◆ **EXERCISE PROMPT**
Each line should be copied exactly.

◆ **RECORD EXTRACTS**

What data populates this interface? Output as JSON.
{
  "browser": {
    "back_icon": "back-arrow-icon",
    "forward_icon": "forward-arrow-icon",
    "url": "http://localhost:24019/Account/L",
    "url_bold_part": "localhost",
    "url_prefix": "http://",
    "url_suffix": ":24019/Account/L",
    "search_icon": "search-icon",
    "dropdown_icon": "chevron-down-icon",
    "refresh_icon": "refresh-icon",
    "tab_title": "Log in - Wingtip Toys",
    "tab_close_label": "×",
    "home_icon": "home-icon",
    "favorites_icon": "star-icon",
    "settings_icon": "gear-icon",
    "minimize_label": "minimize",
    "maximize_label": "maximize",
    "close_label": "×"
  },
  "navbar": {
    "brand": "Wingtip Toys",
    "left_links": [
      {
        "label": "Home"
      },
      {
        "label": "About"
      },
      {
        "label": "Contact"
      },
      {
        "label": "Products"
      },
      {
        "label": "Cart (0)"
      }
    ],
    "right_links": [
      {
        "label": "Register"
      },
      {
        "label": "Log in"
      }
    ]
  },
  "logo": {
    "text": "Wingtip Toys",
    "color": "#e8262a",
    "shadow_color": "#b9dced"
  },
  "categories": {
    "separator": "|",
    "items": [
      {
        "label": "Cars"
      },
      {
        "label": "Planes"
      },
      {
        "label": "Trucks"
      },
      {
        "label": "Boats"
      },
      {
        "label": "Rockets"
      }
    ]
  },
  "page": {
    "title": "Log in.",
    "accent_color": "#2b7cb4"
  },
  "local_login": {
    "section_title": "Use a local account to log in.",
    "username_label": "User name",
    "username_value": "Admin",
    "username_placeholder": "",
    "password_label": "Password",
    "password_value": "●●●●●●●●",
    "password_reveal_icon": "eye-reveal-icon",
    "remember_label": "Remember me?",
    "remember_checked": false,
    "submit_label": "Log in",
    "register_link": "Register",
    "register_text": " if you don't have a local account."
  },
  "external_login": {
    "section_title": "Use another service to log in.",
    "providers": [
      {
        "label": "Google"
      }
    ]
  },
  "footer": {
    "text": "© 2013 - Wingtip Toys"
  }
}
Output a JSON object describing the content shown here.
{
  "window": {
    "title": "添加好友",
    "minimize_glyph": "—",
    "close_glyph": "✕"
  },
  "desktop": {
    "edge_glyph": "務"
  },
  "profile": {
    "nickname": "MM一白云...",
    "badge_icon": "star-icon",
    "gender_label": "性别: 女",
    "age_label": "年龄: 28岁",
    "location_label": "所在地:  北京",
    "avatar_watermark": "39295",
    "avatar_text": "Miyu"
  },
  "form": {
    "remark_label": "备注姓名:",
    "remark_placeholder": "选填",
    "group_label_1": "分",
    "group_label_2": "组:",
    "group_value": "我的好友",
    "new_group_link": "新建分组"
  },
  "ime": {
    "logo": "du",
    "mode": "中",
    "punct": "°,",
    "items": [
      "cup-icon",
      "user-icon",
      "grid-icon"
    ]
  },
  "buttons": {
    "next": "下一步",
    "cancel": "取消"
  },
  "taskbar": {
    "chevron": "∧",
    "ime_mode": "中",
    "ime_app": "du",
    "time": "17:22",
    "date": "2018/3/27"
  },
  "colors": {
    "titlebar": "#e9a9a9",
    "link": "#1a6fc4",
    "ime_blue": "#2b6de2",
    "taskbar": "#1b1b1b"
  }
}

◆ **ANSWER FOR THE TASK**
What data populates this interface? Output as JSON.
{
  "browser": {
    "back_icon": "back-arrow-icon",
    "forward_icon": "forward-arrow-icon",
    "url": "http://localhost:24019/Account/L",
    "url_bold_part": "localhost",
    "url_prefix": "http://",
    "url_suffix": ":24019/Account/L",
    "search_icon": "search-icon",
    "dropdown_icon": "chevron-down-icon",
    "refresh_icon": "refresh-icon",
    "tab_title": "Log in - Wingtip Toys",
    "tab_close_label": "×",
    "home_icon": "home-icon",
    "favorites_icon": "star-icon",
    "settings_icon": "gear-icon",
    "minimize_label": "minimize",
    "maximize_label": "maximize",
    "close_label": "×"
  },
  "navbar": {
    "brand": "Wingtip Toys",
    "left_links": [
      {
        "label": "Home"
      },
      {
        "label": "About"
      },
      {
        "label": "Contact"
      },
      {
        "label": "Products"
      },
      {
        "label": "Cart (0)"
      }
    ],
    "right_links": [
      {
        "label": "Register"
      },
      {
        "label": "Log in"
      }
    ]
  },
  "logo": {
    "text": "Wingtip Toys",
    "color": "#e8262a",
    "shadow_color": "#b9dced"
  },
  "categories": {
    "separator": "|",
    "items": [
      {
        "label": "Cars"
      },
      {
        "label": "Planes"
      },
      {
        "label": "Trucks"
      },
      {
        "label": "Boats"
      },
      {
        "label": "Rockets"
      }
    ]
  },
  "page": {
    "title": "Log in.",
    "accent_color": "#2b7cb4"
  },
  "local_login": {
    "section_title": "Use a local account to log in.",
    "username_label": "User name",
    "username_value": "Admin",
    "username_placeholder": "",
    "password_label": "Password",
    "password_value": "●●●●●●●●",
    "password_reveal_icon": "eye-reveal-icon",
    "remember_label": "Remember me?",
    "remember_checked": false,
    "submit_label": "Log in",
    "register_link": "Register",
    "register_text": " if you don't have a local account."
  },
  "external_login": {
    "section_title": "Use another service to log in.",
    "providers": [
      {
        "label": "Google"
      }
    ]
  },
  "footer": {
    "text": "© 2013 - Wingtip Toys"
  }
}
Output a JSON object describing the content shown here.
{
  "window": {
    "title": "添加好友",
    "minimize_glyph": "—",
    "close_glyph": "✕"
  },
  "desktop": {
    "edge_glyph": "務"
  },
  "profile": {
    "nickname": "MM一白云...",
    "badge_icon": "star-icon",
    "gender_label": "性别: 女",
    "age_label": "年龄: 28岁",
    "location_label": "所在地:  北京",
    "avatar_watermark": "39295",
    "avatar_text": "Miyu"
  },
  "form": {
    "remark_label": "备注姓名:",
    "remark_placeholder": "选填",
    "group_label_1": "分",
    "group_label_2": "组:",
    "group_value": "我的好友",
    "new_group_link": "新建分组"
  },
  "ime": {
    "logo": "du",
    "mode": "中",
    "punct": "°,",
    "items": [
      "cup-icon",
      "user-icon",
      "grid-icon"
    ]
  },
  "buttons": {
    "next": "下一步",
    "cancel": "取消"
  },
  "taskbar": {
    "chevron": "∧",
    "ime_mode": "中",
    "ime_app": "du",
    "time": "17:22",
    "date": "2018/3/27"
  },
  "colors": {
    "titlebar": "#e9a9a9",
    "link": "#1a6fc4",
    "ime_blue": "#2b6de2",
    "taskbar": "#1b1b1b"
  }
}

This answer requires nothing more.